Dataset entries
╭──

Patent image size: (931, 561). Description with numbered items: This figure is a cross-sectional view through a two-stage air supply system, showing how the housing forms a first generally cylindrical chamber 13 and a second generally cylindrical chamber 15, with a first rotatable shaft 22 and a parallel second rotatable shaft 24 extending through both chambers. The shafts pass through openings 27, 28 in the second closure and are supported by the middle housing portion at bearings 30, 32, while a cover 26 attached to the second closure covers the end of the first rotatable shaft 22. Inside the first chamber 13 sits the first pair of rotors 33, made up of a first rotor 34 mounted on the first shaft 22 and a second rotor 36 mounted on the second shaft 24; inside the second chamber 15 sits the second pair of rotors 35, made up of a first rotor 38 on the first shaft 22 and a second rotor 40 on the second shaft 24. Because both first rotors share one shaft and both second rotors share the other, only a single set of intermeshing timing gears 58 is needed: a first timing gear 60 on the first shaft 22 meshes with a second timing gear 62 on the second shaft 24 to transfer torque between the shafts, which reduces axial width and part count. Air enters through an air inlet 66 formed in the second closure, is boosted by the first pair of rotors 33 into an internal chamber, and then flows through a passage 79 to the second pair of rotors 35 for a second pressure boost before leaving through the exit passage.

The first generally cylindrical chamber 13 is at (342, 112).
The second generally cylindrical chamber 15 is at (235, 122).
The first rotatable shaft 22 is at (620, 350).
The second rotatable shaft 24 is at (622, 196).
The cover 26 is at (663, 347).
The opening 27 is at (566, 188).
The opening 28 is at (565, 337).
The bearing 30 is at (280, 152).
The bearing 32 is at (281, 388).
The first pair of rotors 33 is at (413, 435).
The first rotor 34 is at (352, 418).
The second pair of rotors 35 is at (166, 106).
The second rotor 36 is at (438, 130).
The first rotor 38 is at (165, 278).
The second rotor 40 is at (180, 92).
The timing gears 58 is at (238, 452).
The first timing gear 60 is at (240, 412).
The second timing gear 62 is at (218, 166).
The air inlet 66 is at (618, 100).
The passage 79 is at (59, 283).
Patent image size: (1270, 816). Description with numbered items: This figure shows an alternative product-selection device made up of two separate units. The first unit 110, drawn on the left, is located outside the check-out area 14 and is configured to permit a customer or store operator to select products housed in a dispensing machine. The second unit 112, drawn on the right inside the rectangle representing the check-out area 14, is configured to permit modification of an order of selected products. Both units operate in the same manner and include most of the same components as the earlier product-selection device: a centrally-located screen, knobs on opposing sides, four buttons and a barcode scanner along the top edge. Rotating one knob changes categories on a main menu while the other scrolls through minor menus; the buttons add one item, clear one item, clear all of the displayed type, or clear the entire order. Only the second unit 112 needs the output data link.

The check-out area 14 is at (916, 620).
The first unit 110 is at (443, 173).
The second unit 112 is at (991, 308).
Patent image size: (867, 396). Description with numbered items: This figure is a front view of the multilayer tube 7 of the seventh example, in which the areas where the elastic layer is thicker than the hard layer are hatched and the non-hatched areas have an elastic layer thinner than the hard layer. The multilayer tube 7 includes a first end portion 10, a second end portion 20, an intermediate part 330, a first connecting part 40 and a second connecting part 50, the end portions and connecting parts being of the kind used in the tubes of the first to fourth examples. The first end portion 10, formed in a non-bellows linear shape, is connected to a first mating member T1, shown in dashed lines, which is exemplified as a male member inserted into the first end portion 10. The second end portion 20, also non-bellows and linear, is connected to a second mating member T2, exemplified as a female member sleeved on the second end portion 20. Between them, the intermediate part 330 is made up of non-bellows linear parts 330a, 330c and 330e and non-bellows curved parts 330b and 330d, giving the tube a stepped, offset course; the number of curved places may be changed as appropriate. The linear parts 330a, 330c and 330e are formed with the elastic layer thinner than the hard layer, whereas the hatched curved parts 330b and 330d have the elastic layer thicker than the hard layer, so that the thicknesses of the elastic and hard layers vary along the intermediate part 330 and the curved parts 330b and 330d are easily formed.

╰──

* _Stated problem_
Copy out all of the dataset entries above word for word.

* _The answer_
Patent image size: (931, 561). Description with numbered items: This figure is a cross-sectional view through a two-stage air supply system, showing how the housing forms a first generally cylindrical chamber 13 and a second generally cylindrical chamber 15, with a first rotatable shaft 22 and a parallel second rotatable shaft 24 extending through both chambers. The shafts pass through openings 27, 28 in the second closure and are supported by the middle housing portion at bearings 30, 32, while a cover 26 attached to the second closure covers the end of the first rotatable shaft 22. Inside the first chamber 13 sits the first pair of rotors 33, made up of a first rotor 34 mounted on the first shaft 22 and a second rotor 36 mounted on the second shaft 24; inside the second chamber 15 sits the second pair of rotors 35, made up of a first rotor 38 on the first shaft 22 and a second rotor 40 on the second shaft 24. Because both first rotors share one shaft and both second rotors share the other, only a single set of intermeshing timing gears 58 is needed: a first timing gear 60 on the first shaft 22 meshes with a second timing gear 62 on the second shaft 24 to transfer torque between the shafts, which reduces axial width and part count. Air enters through an air inlet 66 formed in the second closure, is boosted by the first pair of rotors 33 into an internal chamber, and then flows through a passage 79 to the second pair of rotors 35 for a second pressure boost before leaving through the exit passage.

The first generally cylindrical chamber 13 is at (342, 112).
The second generally cylindrical chamber 15 is at (235, 122).
The first rotatable shaft 22 is at (620, 350).
The second rotatable shaft 24 is at (622, 196).
The cover 26 is at (663, 347).
The opening 27 is at (566, 188).
The opening 28 is at (565, 337).
The bearing 30 is at (280, 152).
The bearing 32 is at (281, 388).
The first pair of rotors 33 is at (413, 435).
The first rotor 34 is at (352, 418).
The second pair of rotors 35 is at (166, 106).
The second rotor 36 is at (438, 130).
The first rotor 38 is at (165, 278).
The second rotor 40 is at (180, 92).
The timing gears 58 is at (238, 452).
The first timing gear 60 is at (240, 412).
The second timing gear 62 is at (218, 166).
The air inlet 66 is at (618, 100).
The passage 79 is at (59, 283).
Patent image size: (1270, 816). Description with numbered items: This figure shows an alternative product-selection device made up of two separate units. The first unit 110, drawn on the left, is located outside the check-out area 14 and is configured to permit a customer or store operator to select products housed in a dispensing machine. The second unit 112, drawn on the right inside the rectangle representing the check-out area 14, is configured to permit modification of an order of selected products. Both units operate in the same manner and include most of the same components as the earlier product-selection device: a centrally-located screen, knobs on opposing sides, four buttons and a barcode scanner along the top edge. Rotating one knob changes categories on a main menu while the other scrolls through minor menus; the buttons add one item, clear one item, clear all of the displayed type, or clear the entire order. Only the second unit 112 needs the output data link.

The check-out area 14 is at (916, 620).
The first unit 110 is at (443, 173).
The second unit 112 is at (991, 308).
Patent image size: (867, 396). Description with numbered items: This figure is a front view of the multilayer tube 7 of the seventh example, in which the areas where the elastic layer is thicker than the hard layer are hatched and the non-hatched areas have an elastic layer thinner than the hard layer. The multilayer tube 7 includes a first end portion 10, a second end portion 20, an intermediate part 330, a first connecting part 40 and a second connecting part 50, the end portions and connecting parts being of the kind used in the tubes of the first to fourth examples. The first end portion 10, formed in a non-bellows linear shape, is connected to a first mating member T1, shown in dashed lines, which is exemplified as a male member inserted into the first end portion 10. The second end portion 20, also non-bellows and linear, is connected to a second mating member T2, exemplified as a female member sleeved on the second end portion 20. Between them, the intermediate part 330 is made up of non-bellows linear parts 330a, 330c and 330e and non-bellows curved parts 330b and 330d, giving the tube a stepped, offset course; the number of curved places may be changed as appropriate. The linear parts 330a, 330c and 330e are formed with the elastic layer thinner than the hard layer, whereas the hatched curved parts 330b and 330d have the elastic layer thicker than the hard layer, so that the thicknesses of the elastic and hard layers vary along the intermediate part 330 and the curved parts 330b and 330d are easily formed.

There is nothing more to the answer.